*Materials provided:*
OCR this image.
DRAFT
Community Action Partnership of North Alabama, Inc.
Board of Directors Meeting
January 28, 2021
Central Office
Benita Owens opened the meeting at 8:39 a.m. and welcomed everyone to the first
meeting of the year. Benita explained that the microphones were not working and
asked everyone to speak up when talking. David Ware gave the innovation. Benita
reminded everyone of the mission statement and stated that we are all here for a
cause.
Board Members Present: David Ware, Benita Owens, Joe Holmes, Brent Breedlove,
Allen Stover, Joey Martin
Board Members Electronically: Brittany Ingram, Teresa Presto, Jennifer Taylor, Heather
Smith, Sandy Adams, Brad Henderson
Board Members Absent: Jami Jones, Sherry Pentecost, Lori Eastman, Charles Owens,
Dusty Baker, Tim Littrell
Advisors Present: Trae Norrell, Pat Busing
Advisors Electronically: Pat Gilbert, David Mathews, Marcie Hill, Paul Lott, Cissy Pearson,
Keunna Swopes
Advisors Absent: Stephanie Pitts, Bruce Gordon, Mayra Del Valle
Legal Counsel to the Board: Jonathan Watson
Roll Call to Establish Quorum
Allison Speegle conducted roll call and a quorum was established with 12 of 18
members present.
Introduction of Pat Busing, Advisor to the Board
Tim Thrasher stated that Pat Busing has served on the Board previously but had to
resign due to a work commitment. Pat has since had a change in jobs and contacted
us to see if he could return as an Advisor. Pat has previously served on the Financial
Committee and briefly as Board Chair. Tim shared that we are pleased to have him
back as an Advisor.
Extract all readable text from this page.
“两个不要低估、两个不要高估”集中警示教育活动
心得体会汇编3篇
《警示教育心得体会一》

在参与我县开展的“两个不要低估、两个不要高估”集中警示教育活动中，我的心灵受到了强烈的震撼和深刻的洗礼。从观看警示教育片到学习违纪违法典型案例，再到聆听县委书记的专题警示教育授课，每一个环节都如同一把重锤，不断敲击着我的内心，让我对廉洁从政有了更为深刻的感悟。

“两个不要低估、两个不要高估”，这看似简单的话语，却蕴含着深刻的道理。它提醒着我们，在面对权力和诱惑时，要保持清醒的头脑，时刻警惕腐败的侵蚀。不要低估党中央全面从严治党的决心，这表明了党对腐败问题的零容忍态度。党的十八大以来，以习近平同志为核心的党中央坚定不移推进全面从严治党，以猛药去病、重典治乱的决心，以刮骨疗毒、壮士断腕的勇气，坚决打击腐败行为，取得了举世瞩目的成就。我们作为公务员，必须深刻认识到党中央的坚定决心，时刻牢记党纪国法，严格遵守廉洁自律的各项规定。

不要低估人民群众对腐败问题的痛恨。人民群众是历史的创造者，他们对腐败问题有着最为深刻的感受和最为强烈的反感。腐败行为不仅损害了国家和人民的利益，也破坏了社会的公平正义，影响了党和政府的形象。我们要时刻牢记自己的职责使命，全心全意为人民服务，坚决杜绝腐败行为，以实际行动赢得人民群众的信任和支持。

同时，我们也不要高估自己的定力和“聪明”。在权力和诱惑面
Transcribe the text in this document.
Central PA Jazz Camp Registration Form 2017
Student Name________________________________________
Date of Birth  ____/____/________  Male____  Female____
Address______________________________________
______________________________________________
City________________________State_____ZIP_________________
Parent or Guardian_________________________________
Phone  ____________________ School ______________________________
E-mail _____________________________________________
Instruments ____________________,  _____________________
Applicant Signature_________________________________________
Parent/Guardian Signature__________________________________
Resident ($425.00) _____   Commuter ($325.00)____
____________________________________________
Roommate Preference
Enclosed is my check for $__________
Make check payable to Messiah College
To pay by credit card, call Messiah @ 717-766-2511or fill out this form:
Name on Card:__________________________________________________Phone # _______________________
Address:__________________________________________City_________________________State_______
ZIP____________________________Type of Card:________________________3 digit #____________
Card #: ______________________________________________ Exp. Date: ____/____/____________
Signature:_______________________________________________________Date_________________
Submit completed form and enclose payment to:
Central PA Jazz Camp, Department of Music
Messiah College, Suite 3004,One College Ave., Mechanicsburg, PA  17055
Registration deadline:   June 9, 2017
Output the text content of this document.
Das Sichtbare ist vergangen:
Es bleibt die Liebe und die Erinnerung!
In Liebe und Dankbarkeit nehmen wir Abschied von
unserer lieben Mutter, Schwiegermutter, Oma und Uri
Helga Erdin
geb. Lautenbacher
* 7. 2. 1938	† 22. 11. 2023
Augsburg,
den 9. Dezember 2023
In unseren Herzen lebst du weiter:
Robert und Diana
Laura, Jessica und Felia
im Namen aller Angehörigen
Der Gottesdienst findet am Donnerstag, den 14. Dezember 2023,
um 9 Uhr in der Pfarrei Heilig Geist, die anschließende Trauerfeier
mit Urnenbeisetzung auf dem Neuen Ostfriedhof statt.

*Direction:*
Which lines above contain the word "text"? Copy each of them.

*Task output:*
Extract all readable text from this page.
Transcribe the text in this document.
Output the text content of this document.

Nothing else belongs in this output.